Can the data below be set down again exactly, line for line?

::: Material for this task

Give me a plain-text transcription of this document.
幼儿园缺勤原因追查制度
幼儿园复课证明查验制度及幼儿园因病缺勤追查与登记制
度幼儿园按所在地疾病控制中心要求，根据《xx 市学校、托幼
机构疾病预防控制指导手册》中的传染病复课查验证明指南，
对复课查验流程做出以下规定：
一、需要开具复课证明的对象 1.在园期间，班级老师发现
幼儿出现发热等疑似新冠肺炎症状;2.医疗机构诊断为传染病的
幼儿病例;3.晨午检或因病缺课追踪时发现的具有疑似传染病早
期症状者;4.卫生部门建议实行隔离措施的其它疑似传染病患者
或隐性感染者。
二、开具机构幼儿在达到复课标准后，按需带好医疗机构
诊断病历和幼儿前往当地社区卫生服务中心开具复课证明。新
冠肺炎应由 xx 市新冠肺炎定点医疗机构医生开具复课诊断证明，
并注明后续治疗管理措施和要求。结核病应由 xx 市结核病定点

::::::

> Output below:
Give me a plain-text transcription of this document.
幼儿园缺勤原因追查制度
幼儿园复课证明查验制度及幼儿园因病缺勤追查与登记制
度幼儿园按所在地疾病控制中心要求，根据《xx 市学校、托幼
机构疾病预防控制指导手册》中的传染病复课查验证明指南，
对复课查验流程做出以下规定：
一、需要开具复课证明的对象 1.在园期间，班级老师发现
幼儿出现发热等疑似新冠肺炎症状;2.医疗机构诊断为传染病的
幼儿病例;3.晨午检或因病缺课追踪时发现的具有疑似传染病早
期症状者;4.卫生部门建议实行隔离措施的其它疑似传染病患者
或隐性感染者。
二、开具机构幼儿在达到复课标准后，按需带好医疗机构
诊断病历和幼儿前往当地社区卫生服务中心开具复课证明。新
冠肺炎应由 xx 市新冠肺炎定点医疗机构医生开具复课诊断证明，
并注明后续治疗管理措施和要求。结核病应由 xx 市结核病定点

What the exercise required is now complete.